PROMPT.
Copy out each line of the listing that has the word "значение" in it.

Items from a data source
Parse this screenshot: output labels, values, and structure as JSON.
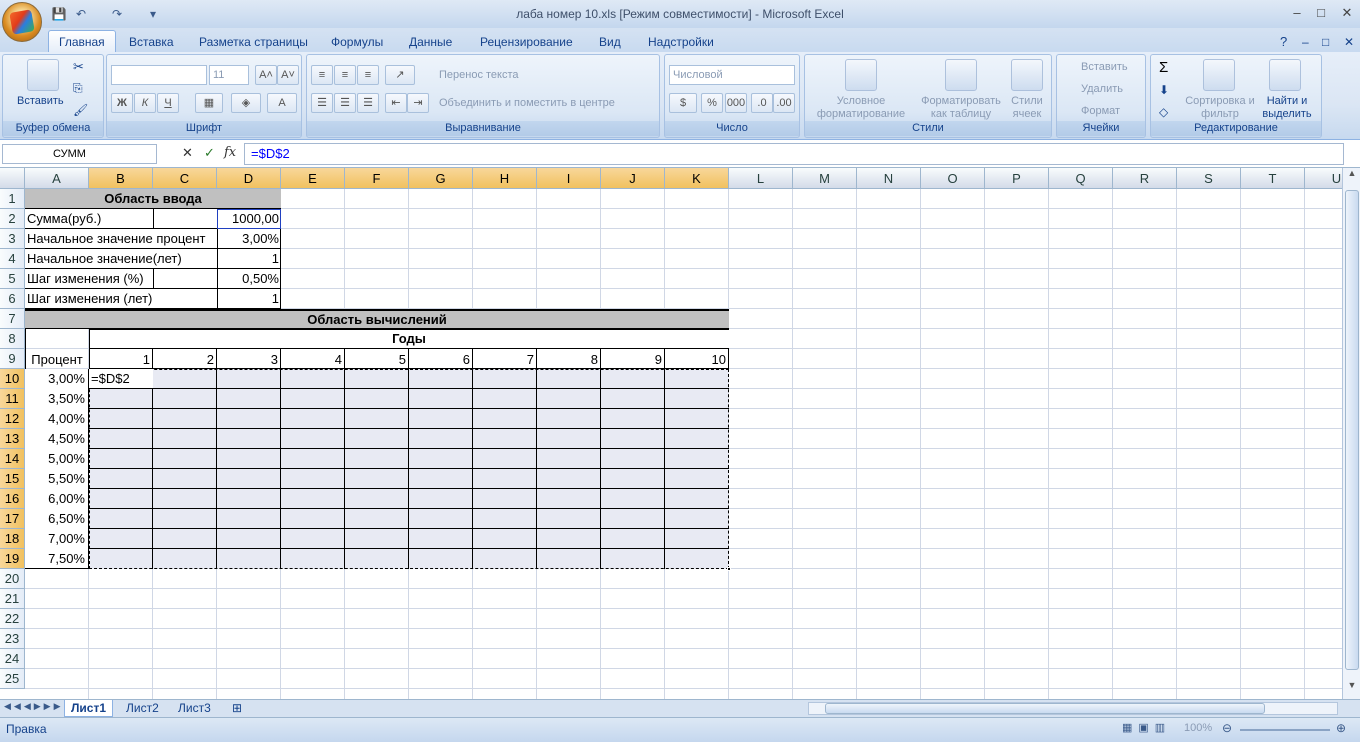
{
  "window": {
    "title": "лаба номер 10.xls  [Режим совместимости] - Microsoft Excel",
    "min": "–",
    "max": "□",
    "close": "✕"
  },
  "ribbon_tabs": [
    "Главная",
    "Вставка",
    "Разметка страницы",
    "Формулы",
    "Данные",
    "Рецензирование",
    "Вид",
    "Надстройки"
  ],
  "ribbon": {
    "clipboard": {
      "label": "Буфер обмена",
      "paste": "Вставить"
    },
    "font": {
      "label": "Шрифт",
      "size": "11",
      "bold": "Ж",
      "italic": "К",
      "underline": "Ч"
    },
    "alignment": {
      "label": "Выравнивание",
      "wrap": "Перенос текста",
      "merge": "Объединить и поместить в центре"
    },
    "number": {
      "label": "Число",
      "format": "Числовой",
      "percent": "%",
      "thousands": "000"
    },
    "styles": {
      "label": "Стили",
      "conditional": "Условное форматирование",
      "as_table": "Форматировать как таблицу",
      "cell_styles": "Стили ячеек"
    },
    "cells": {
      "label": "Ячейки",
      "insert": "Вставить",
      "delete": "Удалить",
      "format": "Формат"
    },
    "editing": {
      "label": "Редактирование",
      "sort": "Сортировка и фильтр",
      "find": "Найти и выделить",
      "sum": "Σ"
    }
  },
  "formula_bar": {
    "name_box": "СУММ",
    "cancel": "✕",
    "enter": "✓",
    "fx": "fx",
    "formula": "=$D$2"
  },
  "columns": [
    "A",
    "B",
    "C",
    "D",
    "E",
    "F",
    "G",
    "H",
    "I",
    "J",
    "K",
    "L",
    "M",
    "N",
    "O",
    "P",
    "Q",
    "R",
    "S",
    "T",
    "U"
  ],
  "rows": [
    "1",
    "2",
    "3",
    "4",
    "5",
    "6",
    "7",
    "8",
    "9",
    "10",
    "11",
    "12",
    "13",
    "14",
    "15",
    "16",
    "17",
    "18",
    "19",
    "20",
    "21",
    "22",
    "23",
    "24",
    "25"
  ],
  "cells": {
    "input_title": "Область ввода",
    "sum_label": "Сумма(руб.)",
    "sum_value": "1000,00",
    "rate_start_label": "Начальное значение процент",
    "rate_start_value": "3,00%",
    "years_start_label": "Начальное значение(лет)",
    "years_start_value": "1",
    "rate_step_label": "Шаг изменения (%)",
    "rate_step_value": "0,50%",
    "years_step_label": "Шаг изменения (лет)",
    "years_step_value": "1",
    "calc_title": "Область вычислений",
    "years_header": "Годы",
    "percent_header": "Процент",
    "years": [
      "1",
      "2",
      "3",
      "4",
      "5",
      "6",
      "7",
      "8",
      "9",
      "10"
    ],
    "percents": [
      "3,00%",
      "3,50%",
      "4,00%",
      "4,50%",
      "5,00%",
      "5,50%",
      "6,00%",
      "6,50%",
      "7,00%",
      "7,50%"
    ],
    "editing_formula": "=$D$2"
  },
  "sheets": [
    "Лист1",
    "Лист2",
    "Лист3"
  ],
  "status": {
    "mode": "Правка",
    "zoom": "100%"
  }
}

---

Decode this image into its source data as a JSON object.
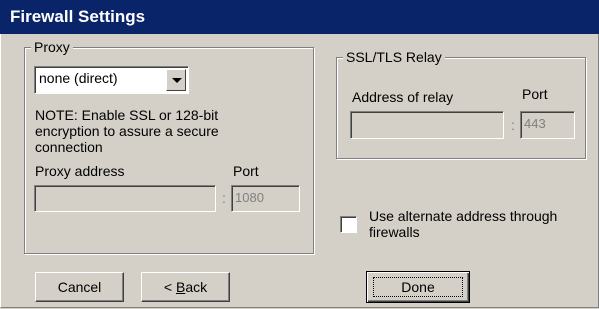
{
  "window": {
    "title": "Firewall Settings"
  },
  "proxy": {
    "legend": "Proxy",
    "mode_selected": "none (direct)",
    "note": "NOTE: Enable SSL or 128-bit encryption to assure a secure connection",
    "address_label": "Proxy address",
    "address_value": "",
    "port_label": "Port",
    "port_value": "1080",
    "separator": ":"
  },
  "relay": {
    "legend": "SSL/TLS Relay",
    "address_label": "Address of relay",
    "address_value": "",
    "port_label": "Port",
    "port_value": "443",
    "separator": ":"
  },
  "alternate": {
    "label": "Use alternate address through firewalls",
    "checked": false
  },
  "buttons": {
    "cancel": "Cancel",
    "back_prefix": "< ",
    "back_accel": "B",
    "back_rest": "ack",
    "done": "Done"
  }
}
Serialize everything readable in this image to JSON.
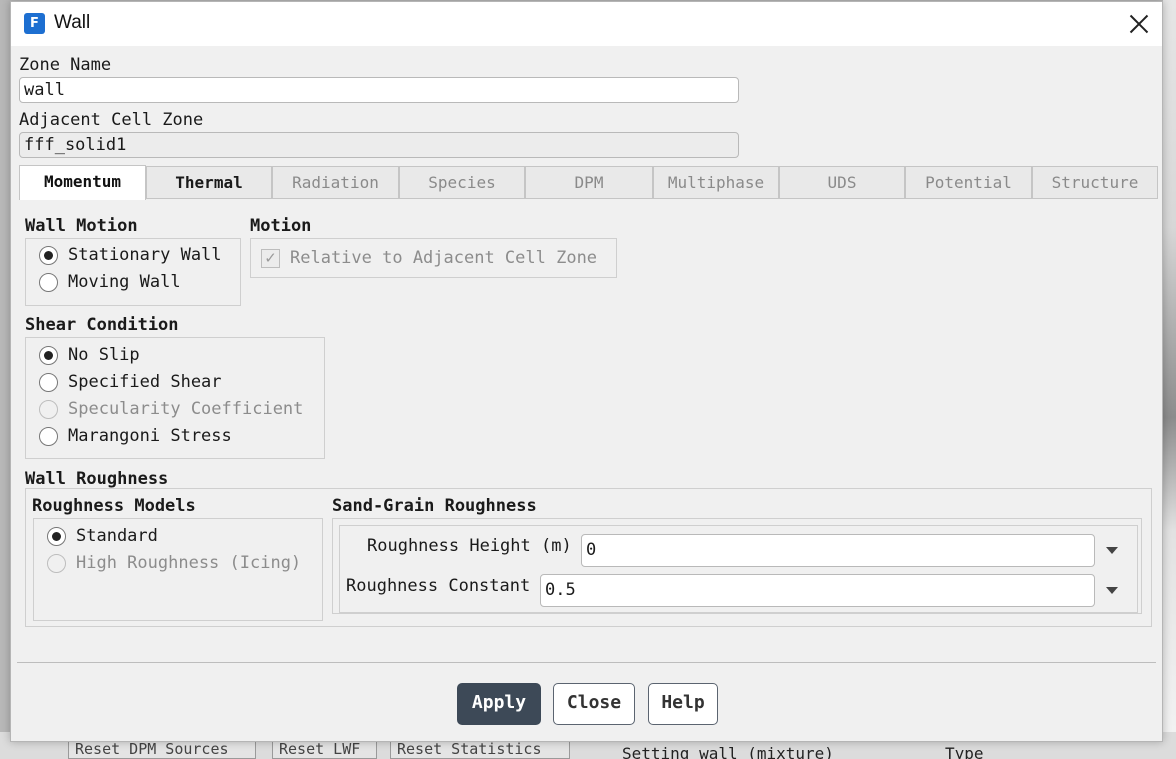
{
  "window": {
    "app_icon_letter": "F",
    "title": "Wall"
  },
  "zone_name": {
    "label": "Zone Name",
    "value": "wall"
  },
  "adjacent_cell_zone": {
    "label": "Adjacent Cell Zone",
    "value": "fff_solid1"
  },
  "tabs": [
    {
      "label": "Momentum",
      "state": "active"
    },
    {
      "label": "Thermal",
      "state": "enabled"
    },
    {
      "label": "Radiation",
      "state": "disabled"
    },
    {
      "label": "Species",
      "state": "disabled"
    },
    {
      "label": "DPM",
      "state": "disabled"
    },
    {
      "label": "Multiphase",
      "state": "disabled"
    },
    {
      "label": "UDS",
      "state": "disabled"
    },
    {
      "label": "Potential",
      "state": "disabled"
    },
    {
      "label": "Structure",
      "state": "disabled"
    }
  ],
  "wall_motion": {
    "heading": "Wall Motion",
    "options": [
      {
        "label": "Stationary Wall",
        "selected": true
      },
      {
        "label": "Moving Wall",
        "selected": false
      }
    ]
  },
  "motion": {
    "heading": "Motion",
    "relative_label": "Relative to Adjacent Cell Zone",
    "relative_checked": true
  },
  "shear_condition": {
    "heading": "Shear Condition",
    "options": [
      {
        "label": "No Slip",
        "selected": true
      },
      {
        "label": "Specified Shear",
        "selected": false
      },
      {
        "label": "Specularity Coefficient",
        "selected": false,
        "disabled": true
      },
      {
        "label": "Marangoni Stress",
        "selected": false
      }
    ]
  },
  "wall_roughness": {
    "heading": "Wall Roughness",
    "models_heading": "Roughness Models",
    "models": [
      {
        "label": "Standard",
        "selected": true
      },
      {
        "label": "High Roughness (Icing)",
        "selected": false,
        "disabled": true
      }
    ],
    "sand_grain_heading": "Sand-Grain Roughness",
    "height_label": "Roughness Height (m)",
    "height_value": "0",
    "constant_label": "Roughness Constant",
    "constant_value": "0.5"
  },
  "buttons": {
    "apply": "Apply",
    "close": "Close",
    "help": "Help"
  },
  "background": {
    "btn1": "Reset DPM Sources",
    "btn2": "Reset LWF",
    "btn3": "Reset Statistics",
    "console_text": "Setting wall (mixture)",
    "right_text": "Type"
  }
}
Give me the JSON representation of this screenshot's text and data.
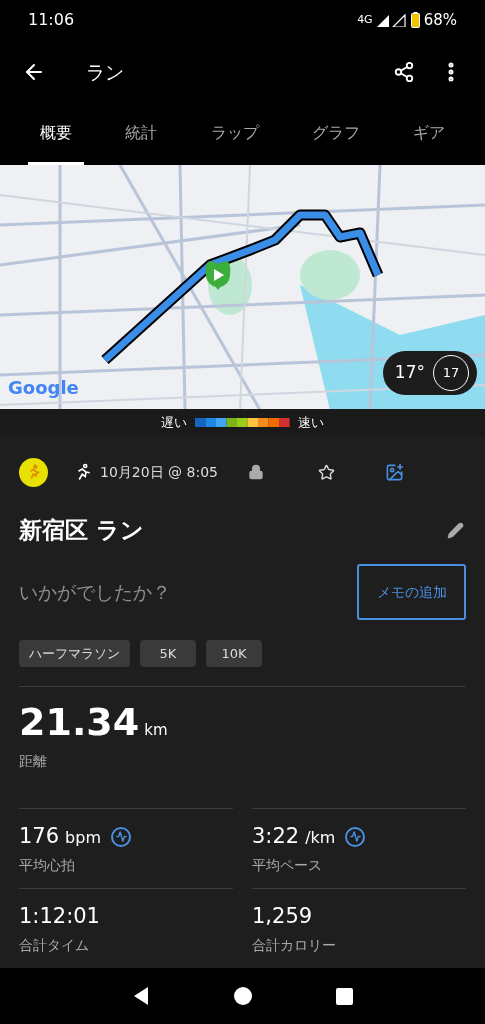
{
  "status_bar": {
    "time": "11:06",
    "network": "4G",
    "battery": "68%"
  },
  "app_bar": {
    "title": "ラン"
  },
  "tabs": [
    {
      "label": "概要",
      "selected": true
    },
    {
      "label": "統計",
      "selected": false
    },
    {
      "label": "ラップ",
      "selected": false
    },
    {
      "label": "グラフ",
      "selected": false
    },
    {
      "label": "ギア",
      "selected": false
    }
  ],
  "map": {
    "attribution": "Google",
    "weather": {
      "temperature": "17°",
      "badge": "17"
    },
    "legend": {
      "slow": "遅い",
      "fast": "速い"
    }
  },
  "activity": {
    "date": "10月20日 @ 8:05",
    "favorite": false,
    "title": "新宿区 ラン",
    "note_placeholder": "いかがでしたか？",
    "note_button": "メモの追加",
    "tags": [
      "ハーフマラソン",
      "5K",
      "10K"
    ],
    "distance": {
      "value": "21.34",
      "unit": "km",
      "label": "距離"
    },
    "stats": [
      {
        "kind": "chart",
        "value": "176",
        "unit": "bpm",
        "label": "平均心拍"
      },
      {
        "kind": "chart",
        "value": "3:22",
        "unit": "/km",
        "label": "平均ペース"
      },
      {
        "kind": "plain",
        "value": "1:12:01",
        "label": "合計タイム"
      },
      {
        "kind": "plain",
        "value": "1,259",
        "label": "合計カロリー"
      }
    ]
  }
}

FINISHED ANSWER.
    "rate_start_label": "Начальное значение процент",
    "years_start_label": "Начальное значение(лет)",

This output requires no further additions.